Can you transcribe every record below exactly as it appears?
........
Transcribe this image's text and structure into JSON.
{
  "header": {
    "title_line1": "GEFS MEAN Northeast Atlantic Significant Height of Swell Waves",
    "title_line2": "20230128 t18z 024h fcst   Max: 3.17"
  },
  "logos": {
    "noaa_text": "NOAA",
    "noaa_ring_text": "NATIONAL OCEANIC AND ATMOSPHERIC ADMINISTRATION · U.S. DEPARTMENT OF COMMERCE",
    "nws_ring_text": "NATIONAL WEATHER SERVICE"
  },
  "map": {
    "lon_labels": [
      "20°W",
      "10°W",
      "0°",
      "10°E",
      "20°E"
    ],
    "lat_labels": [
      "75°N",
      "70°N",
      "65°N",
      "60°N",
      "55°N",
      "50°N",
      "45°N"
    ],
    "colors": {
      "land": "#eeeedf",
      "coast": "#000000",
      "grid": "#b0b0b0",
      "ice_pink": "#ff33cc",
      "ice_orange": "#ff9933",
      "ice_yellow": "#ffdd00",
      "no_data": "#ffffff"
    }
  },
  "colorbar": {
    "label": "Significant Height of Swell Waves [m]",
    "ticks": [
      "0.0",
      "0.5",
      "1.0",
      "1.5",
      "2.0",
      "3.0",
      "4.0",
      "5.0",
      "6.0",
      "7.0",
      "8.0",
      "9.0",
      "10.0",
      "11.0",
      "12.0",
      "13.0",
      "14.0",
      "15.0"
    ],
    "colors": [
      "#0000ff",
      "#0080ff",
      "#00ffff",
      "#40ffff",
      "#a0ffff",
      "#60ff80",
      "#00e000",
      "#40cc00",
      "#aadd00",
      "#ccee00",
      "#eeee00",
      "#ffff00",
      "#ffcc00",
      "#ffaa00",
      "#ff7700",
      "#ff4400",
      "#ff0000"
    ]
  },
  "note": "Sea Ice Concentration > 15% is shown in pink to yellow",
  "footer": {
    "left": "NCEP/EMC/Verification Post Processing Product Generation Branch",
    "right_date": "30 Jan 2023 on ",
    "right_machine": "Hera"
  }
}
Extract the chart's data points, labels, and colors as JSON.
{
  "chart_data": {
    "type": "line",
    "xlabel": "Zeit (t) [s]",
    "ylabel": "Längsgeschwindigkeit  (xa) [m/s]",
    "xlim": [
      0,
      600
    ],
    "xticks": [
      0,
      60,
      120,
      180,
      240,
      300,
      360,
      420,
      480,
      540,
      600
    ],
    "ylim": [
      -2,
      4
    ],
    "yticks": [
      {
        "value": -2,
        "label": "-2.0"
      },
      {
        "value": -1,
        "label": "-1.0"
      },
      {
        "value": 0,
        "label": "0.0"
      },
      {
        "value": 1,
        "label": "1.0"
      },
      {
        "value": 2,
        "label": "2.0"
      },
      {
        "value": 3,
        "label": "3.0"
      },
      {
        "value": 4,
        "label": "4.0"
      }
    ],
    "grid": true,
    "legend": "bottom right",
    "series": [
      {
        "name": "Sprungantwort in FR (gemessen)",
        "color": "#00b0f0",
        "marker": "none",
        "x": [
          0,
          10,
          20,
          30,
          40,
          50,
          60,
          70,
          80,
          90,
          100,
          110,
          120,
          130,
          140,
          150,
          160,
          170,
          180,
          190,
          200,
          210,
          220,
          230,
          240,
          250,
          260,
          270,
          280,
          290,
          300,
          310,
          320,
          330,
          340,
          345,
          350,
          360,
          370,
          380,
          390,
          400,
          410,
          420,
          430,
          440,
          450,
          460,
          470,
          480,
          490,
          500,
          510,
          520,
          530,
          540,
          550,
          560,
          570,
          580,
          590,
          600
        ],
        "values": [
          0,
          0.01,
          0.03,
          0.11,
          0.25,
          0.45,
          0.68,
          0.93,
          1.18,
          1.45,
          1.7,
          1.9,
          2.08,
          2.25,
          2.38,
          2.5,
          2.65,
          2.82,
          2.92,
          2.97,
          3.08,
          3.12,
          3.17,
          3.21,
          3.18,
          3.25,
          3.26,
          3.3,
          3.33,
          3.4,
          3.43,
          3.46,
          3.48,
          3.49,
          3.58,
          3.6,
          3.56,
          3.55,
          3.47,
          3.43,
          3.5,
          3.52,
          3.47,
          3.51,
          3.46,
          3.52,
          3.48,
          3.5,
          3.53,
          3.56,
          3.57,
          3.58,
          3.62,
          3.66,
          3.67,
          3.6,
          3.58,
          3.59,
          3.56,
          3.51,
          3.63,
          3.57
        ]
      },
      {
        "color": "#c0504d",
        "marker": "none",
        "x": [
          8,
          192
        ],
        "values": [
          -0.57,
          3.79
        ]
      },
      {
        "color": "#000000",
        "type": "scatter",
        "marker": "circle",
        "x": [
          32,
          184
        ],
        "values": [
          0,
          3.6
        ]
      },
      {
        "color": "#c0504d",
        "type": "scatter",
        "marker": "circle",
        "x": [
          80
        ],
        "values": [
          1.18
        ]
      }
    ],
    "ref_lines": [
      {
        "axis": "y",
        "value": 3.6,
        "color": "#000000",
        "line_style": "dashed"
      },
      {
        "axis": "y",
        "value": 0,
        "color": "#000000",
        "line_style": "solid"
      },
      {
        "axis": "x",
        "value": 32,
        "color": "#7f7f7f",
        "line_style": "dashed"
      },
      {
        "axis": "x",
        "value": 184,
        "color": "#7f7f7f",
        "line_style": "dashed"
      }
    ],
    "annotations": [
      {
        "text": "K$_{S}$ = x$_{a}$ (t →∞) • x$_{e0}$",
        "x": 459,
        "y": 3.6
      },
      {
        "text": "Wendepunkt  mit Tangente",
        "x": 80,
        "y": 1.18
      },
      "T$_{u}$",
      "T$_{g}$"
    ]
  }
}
........
*REPLY:*
Transcribe this image's text and structure into JSON.
{
  "header": {
    "title_line1": "GEFS MEAN Northeast Atlantic Significant Height of Swell Waves",
    "title_line2": "20230128 t18z 024h fcst   Max: 3.17"
  },
  "logos": {
    "noaa_text": "NOAA",
    "noaa_ring_text": "NATIONAL OCEANIC AND ATMOSPHERIC ADMINISTRATION · U.S. DEPARTMENT OF COMMERCE",
    "nws_ring_text": "NATIONAL WEATHER SERVICE"
  },
  "map": {
    "lon_labels": [
      "20°W",
      "10°W",
      "0°",
      "10°E",
      "20°E"
    ],
    "lat_labels": [
      "75°N",
      "70°N",
      "65°N",
      "60°N",
      "55°N",
      "50°N",
      "45°N"
    ],
    "colors": {
      "land": "#eeeedf",
      "coast": "#000000",
      "grid": "#b0b0b0",
      "ice_pink": "#ff33cc",
      "ice_orange": "#ff9933",
      "ice_yellow": "#ffdd00",
      "no_data": "#ffffff"
    }
  },
  "colorbar": {
    "label": "Significant Height of Swell Waves [m]",
    "ticks": [
      "0.0",
      "0.5",
      "1.0",
      "1.5",
      "2.0",
      "3.0",
      "4.0",
      "5.0",
      "6.0",
      "7.0",
      "8.0",
      "9.0",
      "10.0",
      "11.0",
      "12.0",
      "13.0",
      "14.0",
      "15.0"
    ],
    "colors": [
      "#0000ff",
      "#0080ff",
      "#00ffff",
      "#40ffff",
      "#a0ffff",
      "#60ff80",
      "#00e000",
      "#40cc00",
      "#aadd00",
      "#ccee00",
      "#eeee00",
      "#ffff00",
      "#ffcc00",
      "#ffaa00",
      "#ff7700",
      "#ff4400",
      "#ff0000"
    ]
  },
  "note": "Sea Ice Concentration > 15% is shown in pink to yellow",
  "footer": {
    "left": "NCEP/EMC/Verification Post Processing Product Generation Branch",
    "right_date": "30 Jan 2023 on ",
    "right_machine": "Hera"
  }
}
Extract the chart's data points, labels, and colors as JSON.
{
  "chart_data": {
    "type": "line",
    "xlabel": "Zeit (t) [s]",
    "ylabel": "Längsgeschwindigkeit  (xa) [m/s]",
    "xlim": [
      0,
      600
    ],
    "xticks": [
      0,
      60,
      120,
      180,
      240,
      300,
      360,
      420,
      480,
      540,
      600
    ],
    "ylim": [
      -2,
      4
    ],
    "yticks": [
      {
        "value": -2,
        "label": "-2.0"
      },
      {
        "value": -1,
        "label": "-1.0"
      },
      {
        "value": 0,
        "label": "0.0"
      },
      {
        "value": 1,
        "label": "1.0"
      },
      {
        "value": 2,
        "label": "2.0"
      },
      {
        "value": 3,
        "label": "3.0"
      },
      {
        "value": 4,
        "label": "4.0"
      }
    ],
    "grid": true,
    "legend": "bottom right",
    "series": [
      {
        "name": "Sprungantwort in FR (gemessen)",
        "color": "#00b0f0",
        "marker": "none",
        "x": [
          0,
          10,
          20,
          30,
          40,
          50,
          60,
          70,
          80,
          90,
          100,
          110,
          120,
          130,
          140,
          150,
          160,
          170,
          180,
          190,
          200,
          210,
          220,
          230,
          240,
          250,
          260,
          270,
          280,
          290,
          300,
          310,
          320,
          330,
          340,
          345,
          350,
          360,
          370,
          380,
          390,
          400,
          410,
          420,
          430,
          440,
          450,
          460,
          470,
          480,
          490,
          500,
          510,
          520,
          530,
          540,
          550,
          560,
          570,
          580,
          590,
          600
        ],
        "values": [
          0,
          0.01,
          0.03,
          0.11,
          0.25,
          0.45,
          0.68,
          0.93,
          1.18,
          1.45,
          1.7,
          1.9,
          2.08,
          2.25,
          2.38,
          2.5,
          2.65,
          2.82,
          2.92,
          2.97,
          3.08,
          3.12,
          3.17,
          3.21,
          3.18,
          3.25,
          3.26,
          3.3,
          3.33,
          3.4,
          3.43,
          3.46,
          3.48,
          3.49,
          3.58,
          3.6,
          3.56,
          3.55,
          3.47,
          3.43,
          3.5,
          3.52,
          3.47,
          3.51,
          3.46,
          3.52,
          3.48,
          3.5,
          3.53,
          3.56,
          3.57,
          3.58,
          3.62,
          3.66,
          3.67,
          3.6,
          3.58,
          3.59,
          3.56,
          3.51,
          3.63,
          3.57
        ]
      },
      {
        "color": "#c0504d",
        "marker": "none",
        "x": [
          8,
          192
        ],
        "values": [
          -0.57,
          3.79
        ]
      },
      {
        "color": "#000000",
        "type": "scatter",
        "marker": "circle",
        "x": [
          32,
          184
        ],
        "values": [
          0,
          3.6
        ]
      },
      {
        "color": "#c0504d",
        "type": "scatter",
        "marker": "circle",
        "x": [
          80
        ],
        "values": [
          1.18
        ]
      }
    ],
    "ref_lines": [
      {
        "axis": "y",
        "value": 3.6,
        "color": "#000000",
        "line_style": "dashed"
      },
      {
        "axis": "y",
        "value": 0,
        "color": "#000000",
        "line_style": "solid"
      },
      {
        "axis": "x",
        "value": 32,
        "color": "#7f7f7f",
        "line_style": "dashed"
      },
      {
        "axis": "x",
        "value": 184,
        "color": "#7f7f7f",
        "line_style": "dashed"
      }
    ],
    "annotations": [
      {
        "text": "K$_{S}$ = x$_{a}$ (t →∞) • x$_{e0}$",
        "x": 459,
        "y": 3.6
      },
      {
        "text": "Wendepunkt  mit Tangente",
        "x": 80,
        "y": 1.18
      },
      "T$_{u}$",
      "T$_{g}$"
    ]
  }
}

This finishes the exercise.